Exercise task —
In the material below, the lines containing the word "marker" are required; copy each of them.

(Figure record listings)
________________________________________

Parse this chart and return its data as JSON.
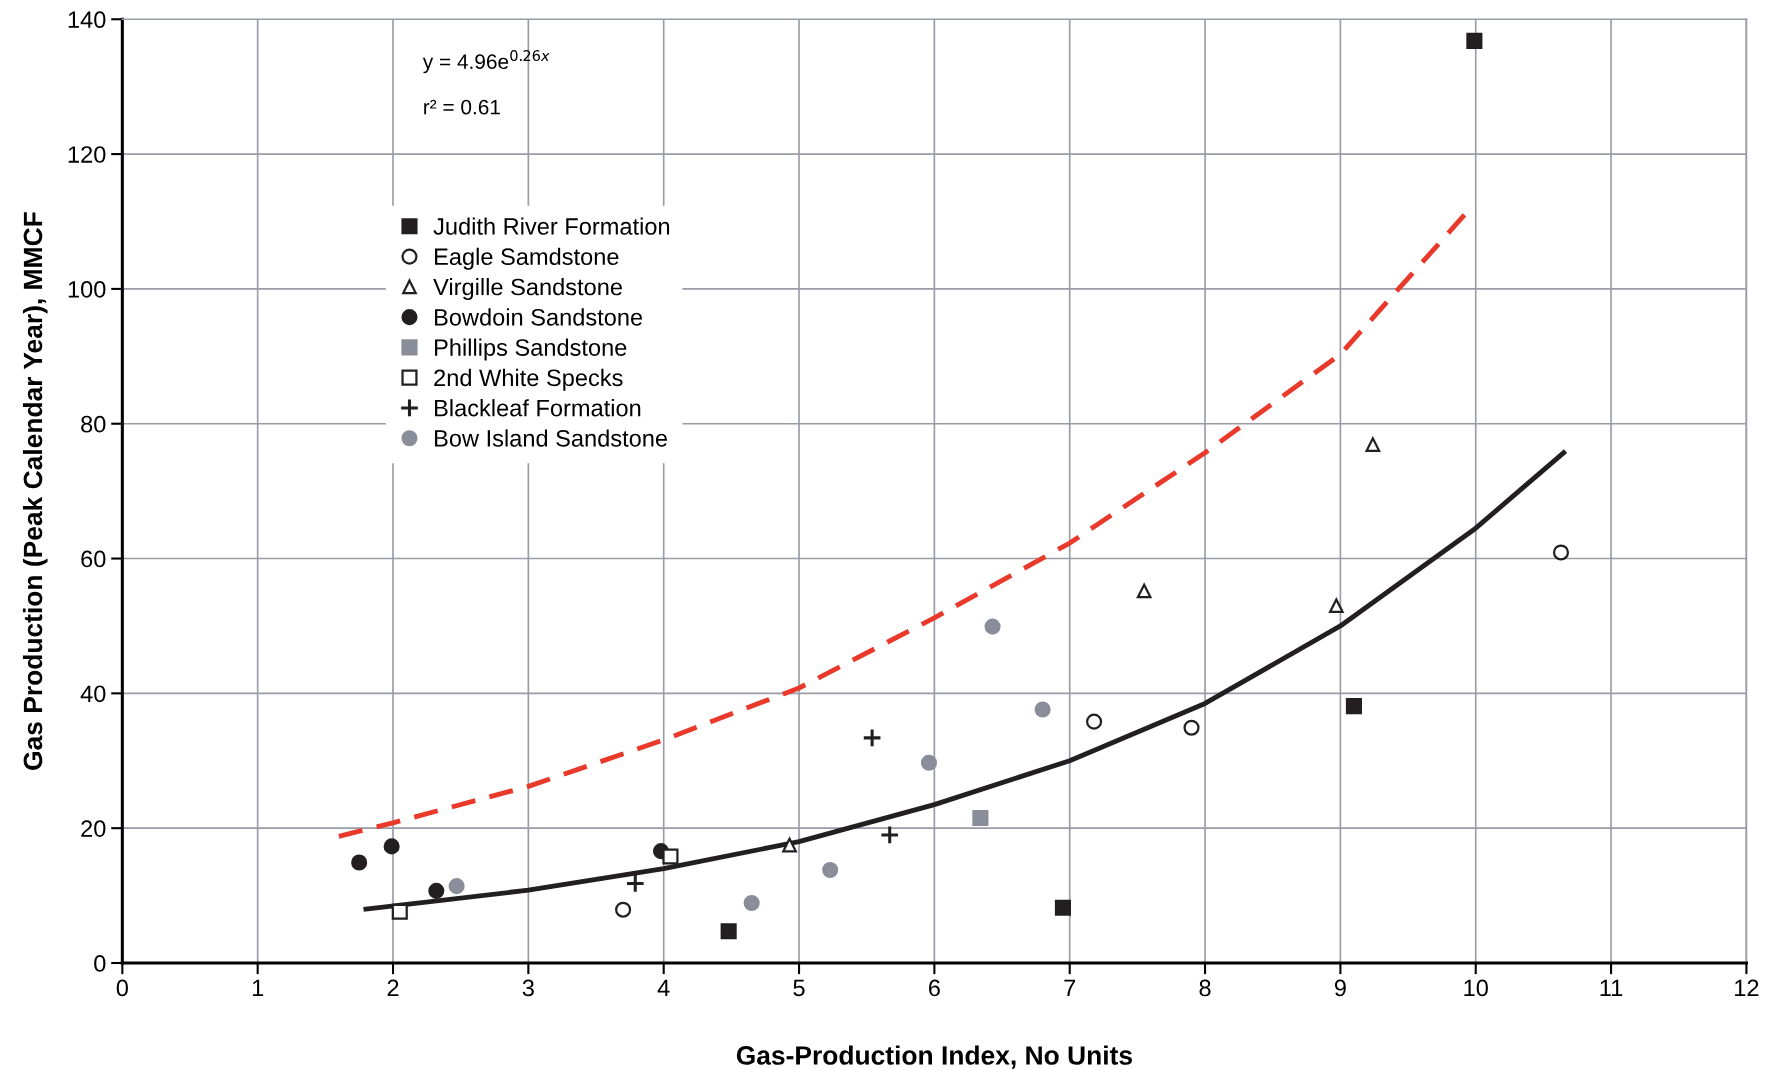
{
  "chart_data": {
    "type": "scatter",
    "xlabel": "Gas-Production Index, No Units",
    "ylabel": "Gas Production (Peak Calendar Year), MMCF",
    "xlim": [
      0,
      12
    ],
    "xticks": [
      0,
      1,
      2,
      3,
      4,
      5,
      6,
      7,
      8,
      9,
      10,
      11,
      12
    ],
    "ylim": [
      0,
      140
    ],
    "yticks": [
      0,
      20,
      40,
      60,
      80,
      100,
      120,
      140
    ],
    "grid": true,
    "legend": "top left",
    "annotations": [
      "y = 4.96e$^{0.26x}$",
      "r² = 0.61"
    ],
    "series": [
      {
        "name": "Judith River Formation",
        "color": "#231f20",
        "marker": "square",
        "x": [
          9.99,
          9.1,
          6.95,
          4.48
        ],
        "values": [
          136.8,
          38.1,
          8.2,
          4.7
        ]
      },
      {
        "name": "Eagle Samdstone",
        "color": "#231f20",
        "marker": "circle-open",
        "x": [
          3.7,
          7.18,
          7.9,
          10.63
        ],
        "values": [
          7.9,
          35.8,
          34.9,
          60.9
        ]
      },
      {
        "name": "Virgille Sandstone",
        "color": "#231f20",
        "marker": "triangle-open",
        "x": [
          4.93,
          7.55,
          8.97,
          9.24
        ],
        "values": [
          17.5,
          55.2,
          53.0,
          76.9
        ]
      },
      {
        "name": "Bowdoin Sandstone",
        "color": "#231f20",
        "marker": "circle",
        "x": [
          1.75,
          1.99,
          2.32,
          3.98
        ],
        "values": [
          14.9,
          17.3,
          10.7,
          16.6
        ]
      },
      {
        "name": "Phillips Sandstone",
        "color": "#8a8d9a",
        "marker": "square",
        "x": [
          6.34
        ],
        "values": [
          21.5
        ]
      },
      {
        "name": "2nd White Specks",
        "color": "#231f20",
        "marker": "square-open",
        "x": [
          2.05,
          4.05
        ],
        "values": [
          7.6,
          15.8
        ]
      },
      {
        "name": "Blackleaf Formation",
        "color": "#231f20",
        "marker": "cross",
        "x": [
          3.79,
          5.54,
          5.67
        ],
        "values": [
          11.8,
          33.4,
          19.0
        ]
      },
      {
        "name": "Bow Island Sandstone",
        "color": "#8a8d9a",
        "marker": "circle",
        "x": [
          2.47,
          4.65,
          5.23,
          5.96,
          6.43,
          6.8
        ],
        "values": [
          11.4,
          8.9,
          13.8,
          29.7,
          49.9,
          37.6
        ]
      },
      {
        "type": "line",
        "color": "#231f20",
        "line_style": "solid",
        "x": [
          1.8,
          3,
          4,
          5,
          6,
          7,
          8,
          9,
          10,
          10.65
        ],
        "values": [
          8.0,
          10.8,
          14.0,
          18.0,
          23.5,
          30.0,
          38.5,
          50.0,
          64.5,
          75.7
        ]
      },
      {
        "type": "line",
        "color": "#e8392a",
        "line_style": "dashed",
        "x": [
          1.6,
          2,
          3,
          4,
          5,
          6,
          7,
          8,
          9,
          9.94
        ],
        "values": [
          18.8,
          20.8,
          26.2,
          33.1,
          40.8,
          51.2,
          62.3,
          75.7,
          90.3,
          111.5
        ]
      }
    ]
  }
}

________________________________________

The response —
        "marker": "square",
        "marker": "circle-open",
        "marker": "triangle-open",
        "marker": "circle",
        "marker": "square",
        "marker": "square-open",
        "marker": "cross",
        "marker": "circle",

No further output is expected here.